* Directions for this task:
Set each entry down verbatim, omitting images.

* Input data:
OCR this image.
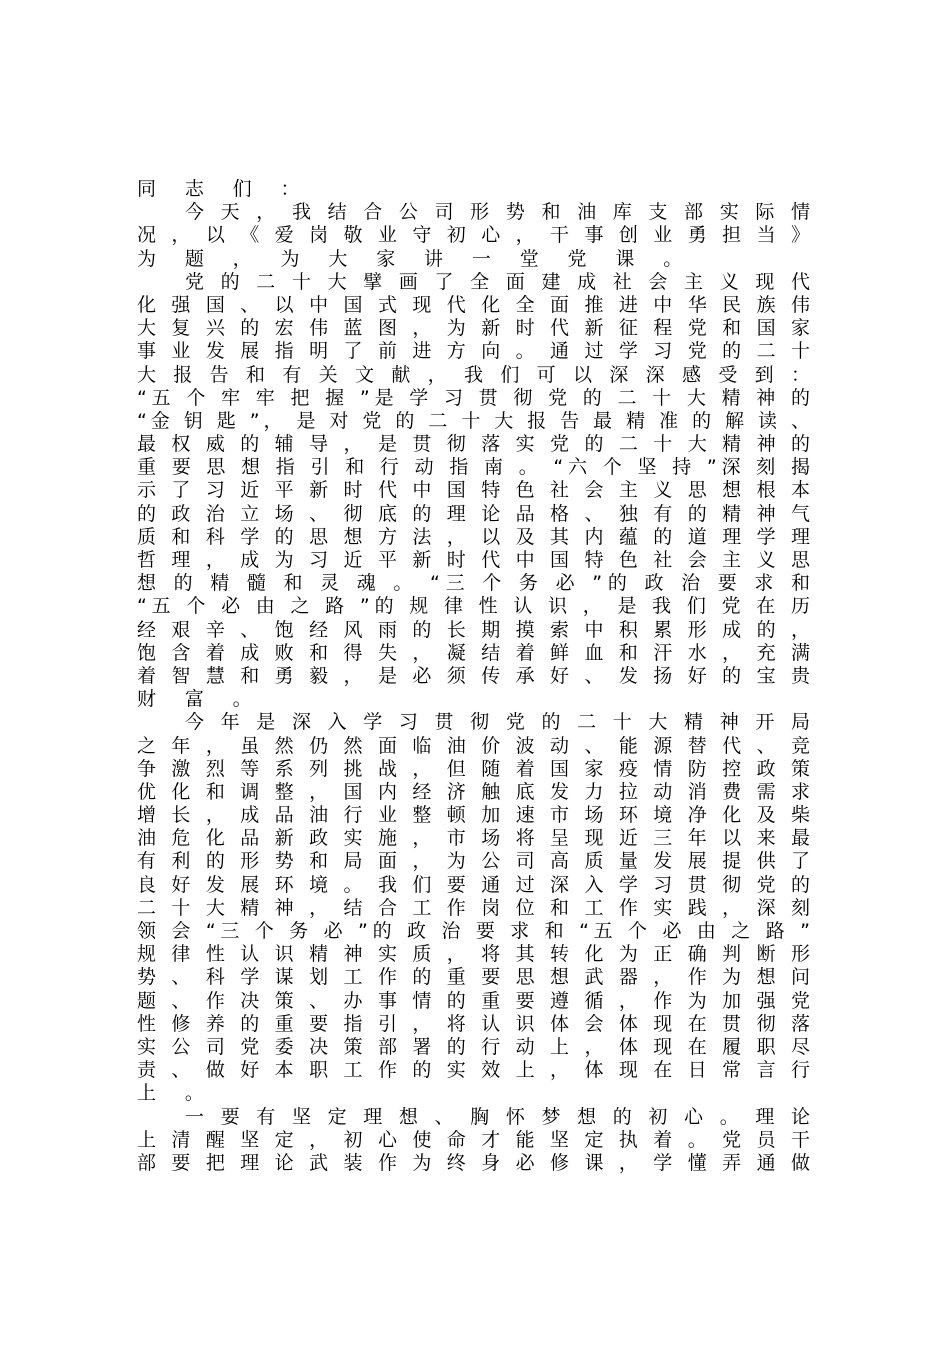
同 志 们 ：
今 天 ， 我 结 合 公 司 形 势 和 油 库 支 部 实 际 情
况 ， 以 《 爱 岗 敬 业 守 初 心 ， 干 事 创 业 勇 担 当 》
为 题 ， 为 大 家 讲 一 堂 党 课 。
党 的 二 十 大 擘 画 了 全 面 建 成 社 会 主 义 现 代
化 强 国 、 以 中 国 式 现 代 化 全 面 推 进 中 华 民 族 伟
大 复 兴 的 宏 伟 蓝 图 ， 为 新 时 代 新 征 程 党 和 国 家
事 业 发 展 指 明 了 前 进 方 向 。 通 过 学 习 党 的 二 十
大 报 告 和 有 关 文 献 ， 我 们 可 以 深 深 感 受 到 ：
“五 个 牢 牢 把 握 ”是 学 习 贯 彻 党 的 二 十 大 精 神 的
“金 钥 匙 ”， 是 对 党 的 二 十 大 报 告 最 精 准 的 解 读 、
最 权 威 的 辅 导 ， 是 贯 彻 落 实 党 的 二 十 大 精 神 的
重 要 思 想 指 引 和 行 动 指 南 。 “六 个 坚 持 ”深 刻 揭
示 了 习 近 平 新 时 代 中 国 特 色 社 会 主 义 思 想 根 本
的 政 治 立 场 、 彻 底 的 理 论 品 格 、 独 有 的 精 神 气
质 和 科 学 的 思 想 方 法 ， 以 及 其 内 蕴 的 道 理 学 理
哲 理 ， 成 为 习 近 平 新 时 代 中 国 特 色 社 会 主 义 思
想 的 精 髓 和 灵 魂 。 “三 个 务 必 ”的 政 治 要 求 和
“五 个 必 由 之 路 ”的 规 律 性 认 识 ， 是 我 们 党 在 历
经 艰 辛 、 饱 经 风 雨 的 长 期 摸 索 中 积 累 形 成 的 ，
饱 含 着 成 败 和 得 失 ， 凝 结 着 鲜 血 和 汗 水 ， 充 满
着 智 慧 和 勇 毅 ， 是 必 须 传 承 好 、 发 扬 好 的 宝 贵
财 富 。
今 年 是 深 入 学 习 贯 彻 党 的 二 十 大 精 神 开 局
之 年 ， 虽 然 仍 然 面 临 油 价 波 动 、 能 源 替 代 、 竞
争 激 烈 等 系 列 挑 战 ， 但 随 着 国 家 疫 情 防 控 政 策
优 化 和 调 整 ， 国 内 经 济 触 底 发 力 拉 动 消 费 需 求
增 长 ， 成 品 油 行 业 整 顿 加 速 市 场 环 境 净 化 及 柴
油 危 化 品 新 政 实 施 ， 市 场 将 呈 现 近 三 年 以 来 最
有 利 的 形 势 和 局 面 ， 为 公 司 高 质 量 发 展 提 供 了
良 好 发 展 环 境 。 我 们 要 通 过 深 入 学 习 贯 彻 党 的
二 十 大 精 神 ， 结 合 工 作 岗 位 和 工 作 实 践 ， 深 刻
领 会 “三 个 务 必 ”的 政 治 要 求 和 “五 个 必 由 之 路 ”
规 律 性 认 识 精 神 实 质 ， 将 其 转 化 为 正 确 判 断 形
势 、 科 学 谋 划 工 作 的 重 要 思 想 武 器 ， 作 为 想 问
题 、 作 决 策 、 办 事 情 的 重 要 遵 循 ， 作 为 加 强 党
性 修 养 的 重 要 指 引 ， 将 认 识 体 会 体 现 在 贯 彻 落
实 公 司 党 委 决 策 部 署 的 行 动 上 ， 体 现 在 履 职 尽
责 、 做 好 本 职 工 作 的 实 效 上 ， 体 现 在 日 常 言 行
上 。
一 要 有 坚 定 理 想 、 胸 怀 梦 想 的 初 心 。 理 论
上 清 醒 坚 定 ， 初 心 使 命 才 能 坚 定 执 着 。 党 员 干
部 要 把 理 论 武 装 作 为 终 身 必 修 课 ， 学 懂 弄 通 做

* Complete answer:
OCR this image.
同 志 们 ：
今 天 ， 我 结 合 公 司 形 势 和 油 库 支 部 实 际 情
况 ， 以 《 爱 岗 敬 业 守 初 心 ， 干 事 创 业 勇 担 当 》
为 题 ， 为 大 家 讲 一 堂 党 课 。
党 的 二 十 大 擘 画 了 全 面 建 成 社 会 主 义 现 代
化 强 国 、 以 中 国 式 现 代 化 全 面 推 进 中 华 民 族 伟
大 复 兴 的 宏 伟 蓝 图 ， 为 新 时 代 新 征 程 党 和 国 家
事 业 发 展 指 明 了 前 进 方 向 。 通 过 学 习 党 的 二 十
大 报 告 和 有 关 文 献 ， 我 们 可 以 深 深 感 受 到 ：
“五 个 牢 牢 把 握 ”是 学 习 贯 彻 党 的 二 十 大 精 神 的
“金 钥 匙 ”， 是 对 党 的 二 十 大 报 告 最 精 准 的 解 读 、
最 权 威 的 辅 导 ， 是 贯 彻 落 实 党 的 二 十 大 精 神 的
重 要 思 想 指 引 和 行 动 指 南 。 “六 个 坚 持 ”深 刻 揭
示 了 习 近 平 新 时 代 中 国 特 色 社 会 主 义 思 想 根 本
的 政 治 立 场 、 彻 底 的 理 论 品 格 、 独 有 的 精 神 气
质 和 科 学 的 思 想 方 法 ， 以 及 其 内 蕴 的 道 理 学 理
哲 理 ， 成 为 习 近 平 新 时 代 中 国 特 色 社 会 主 义 思
想 的 精 髓 和 灵 魂 。 “三 个 务 必 ”的 政 治 要 求 和
“五 个 必 由 之 路 ”的 规 律 性 认 识 ， 是 我 们 党 在 历
经 艰 辛 、 饱 经 风 雨 的 长 期 摸 索 中 积 累 形 成 的 ，
饱 含 着 成 败 和 得 失 ， 凝 结 着 鲜 血 和 汗 水 ， 充 满
着 智 慧 和 勇 毅 ， 是 必 须 传 承 好 、 发 扬 好 的 宝 贵
财 富 。
今 年 是 深 入 学 习 贯 彻 党 的 二 十 大 精 神 开 局
之 年 ， 虽 然 仍 然 面 临 油 价 波 动 、 能 源 替 代 、 竞
争 激 烈 等 系 列 挑 战 ， 但 随 着 国 家 疫 情 防 控 政 策
优 化 和 调 整 ， 国 内 经 济 触 底 发 力 拉 动 消 费 需 求
增 长 ， 成 品 油 行 业 整 顿 加 速 市 场 环 境 净 化 及 柴
油 危 化 品 新 政 实 施 ， 市 场 将 呈 现 近 三 年 以 来 最
有 利 的 形 势 和 局 面 ， 为 公 司 高 质 量 发 展 提 供 了
良 好 发 展 环 境 。 我 们 要 通 过 深 入 学 习 贯 彻 党 的
二 十 大 精 神 ， 结 合 工 作 岗 位 和 工 作 实 践 ， 深 刻
领 会 “三 个 务 必 ”的 政 治 要 求 和 “五 个 必 由 之 路 ”
规 律 性 认 识 精 神 实 质 ， 将 其 转 化 为 正 确 判 断 形
势 、 科 学 谋 划 工 作 的 重 要 思 想 武 器 ， 作 为 想 问
题 、 作 决 策 、 办 事 情 的 重 要 遵 循 ， 作 为 加 强 党
性 修 养 的 重 要 指 引 ， 将 认 识 体 会 体 现 在 贯 彻 落
实 公 司 党 委 决 策 部 署 的 行 动 上 ， 体 现 在 履 职 尽
责 、 做 好 本 职 工 作 的 实 效 上 ， 体 现 在 日 常 言 行
上 。
一 要 有 坚 定 理 想 、 胸 怀 梦 想 的 初 心 。 理 论
上 清 醒 坚 定 ， 初 心 使 命 才 能 坚 定 执 着 。 党 员 干
部 要 把 理 论 武 装 作 为 终 身 必 修 课 ， 学 懂 弄 通 做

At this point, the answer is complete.